RECORDED DATA:
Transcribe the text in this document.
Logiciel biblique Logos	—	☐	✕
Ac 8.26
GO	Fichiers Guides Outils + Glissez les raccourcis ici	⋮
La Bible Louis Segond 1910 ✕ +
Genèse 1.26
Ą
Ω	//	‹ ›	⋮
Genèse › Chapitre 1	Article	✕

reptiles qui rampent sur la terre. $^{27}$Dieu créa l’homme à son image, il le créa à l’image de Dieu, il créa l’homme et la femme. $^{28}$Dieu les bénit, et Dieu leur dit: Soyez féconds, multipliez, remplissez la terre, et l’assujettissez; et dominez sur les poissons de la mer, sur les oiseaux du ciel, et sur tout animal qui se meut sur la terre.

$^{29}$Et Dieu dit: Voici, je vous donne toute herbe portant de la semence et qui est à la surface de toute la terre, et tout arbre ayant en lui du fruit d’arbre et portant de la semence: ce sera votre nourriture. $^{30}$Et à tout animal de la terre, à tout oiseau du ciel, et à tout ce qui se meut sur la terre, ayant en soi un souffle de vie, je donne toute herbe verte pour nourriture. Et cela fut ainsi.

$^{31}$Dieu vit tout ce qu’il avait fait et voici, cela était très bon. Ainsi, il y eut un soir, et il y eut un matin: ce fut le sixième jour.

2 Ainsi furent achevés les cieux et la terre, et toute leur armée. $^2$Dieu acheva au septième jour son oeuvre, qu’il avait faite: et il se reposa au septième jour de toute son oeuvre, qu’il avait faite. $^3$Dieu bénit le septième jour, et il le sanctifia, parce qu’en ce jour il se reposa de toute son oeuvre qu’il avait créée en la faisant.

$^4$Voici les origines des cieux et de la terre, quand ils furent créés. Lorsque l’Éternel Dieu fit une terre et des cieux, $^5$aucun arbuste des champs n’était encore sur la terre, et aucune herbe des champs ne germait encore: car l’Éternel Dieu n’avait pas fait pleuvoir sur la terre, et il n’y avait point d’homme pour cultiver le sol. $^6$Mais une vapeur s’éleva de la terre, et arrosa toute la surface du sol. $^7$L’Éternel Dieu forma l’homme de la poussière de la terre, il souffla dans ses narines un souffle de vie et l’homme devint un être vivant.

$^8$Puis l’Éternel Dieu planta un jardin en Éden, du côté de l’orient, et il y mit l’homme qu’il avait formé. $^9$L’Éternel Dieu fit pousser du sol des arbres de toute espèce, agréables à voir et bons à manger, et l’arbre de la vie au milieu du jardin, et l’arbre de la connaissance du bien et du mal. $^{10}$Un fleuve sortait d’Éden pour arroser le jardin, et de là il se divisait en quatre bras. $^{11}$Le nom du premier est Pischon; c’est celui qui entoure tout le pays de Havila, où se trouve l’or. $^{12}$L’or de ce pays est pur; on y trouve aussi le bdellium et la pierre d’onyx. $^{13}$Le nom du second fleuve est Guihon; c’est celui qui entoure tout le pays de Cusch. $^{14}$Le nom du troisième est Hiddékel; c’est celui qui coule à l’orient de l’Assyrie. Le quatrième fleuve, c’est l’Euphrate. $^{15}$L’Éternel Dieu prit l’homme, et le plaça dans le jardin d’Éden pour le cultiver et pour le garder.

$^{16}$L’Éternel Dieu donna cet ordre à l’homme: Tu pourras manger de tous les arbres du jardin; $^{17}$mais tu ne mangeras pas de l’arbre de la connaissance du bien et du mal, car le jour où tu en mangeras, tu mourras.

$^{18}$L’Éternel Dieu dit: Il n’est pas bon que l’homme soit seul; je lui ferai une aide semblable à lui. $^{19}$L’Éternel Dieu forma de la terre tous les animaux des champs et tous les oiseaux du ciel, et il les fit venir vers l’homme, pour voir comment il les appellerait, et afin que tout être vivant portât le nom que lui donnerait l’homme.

SET EXERCISE: From the data above, gather every line that includes the word "meut".

REPLY:
reptiles qui rampent sur la terre. $^{27}$Dieu créa l’homme à son image, il le créa à l’image de Dieu, il créa l’homme et la femme. $^{28}$Dieu les bénit, et Dieu leur dit: Soyez féconds, multipliez, remplissez la terre, et l’assujettissez; et dominez sur les poissons de la mer, sur les oiseaux du ciel, et sur tout animal qui se meut sur la terre.
$^{29}$Et Dieu dit: Voici, je vous donne toute herbe portant de la semence et qui est à la surface de toute la terre, et tout arbre ayant en lui du fruit d’arbre et portant de la semence: ce sera votre nourriture. $^{30}$Et à tout animal de la terre, à tout oiseau du ciel, et à tout ce qui se meut sur la terre, ayant en soi un souffle de vie, je donne toute herbe verte pour nourriture. Et cela fut ainsi.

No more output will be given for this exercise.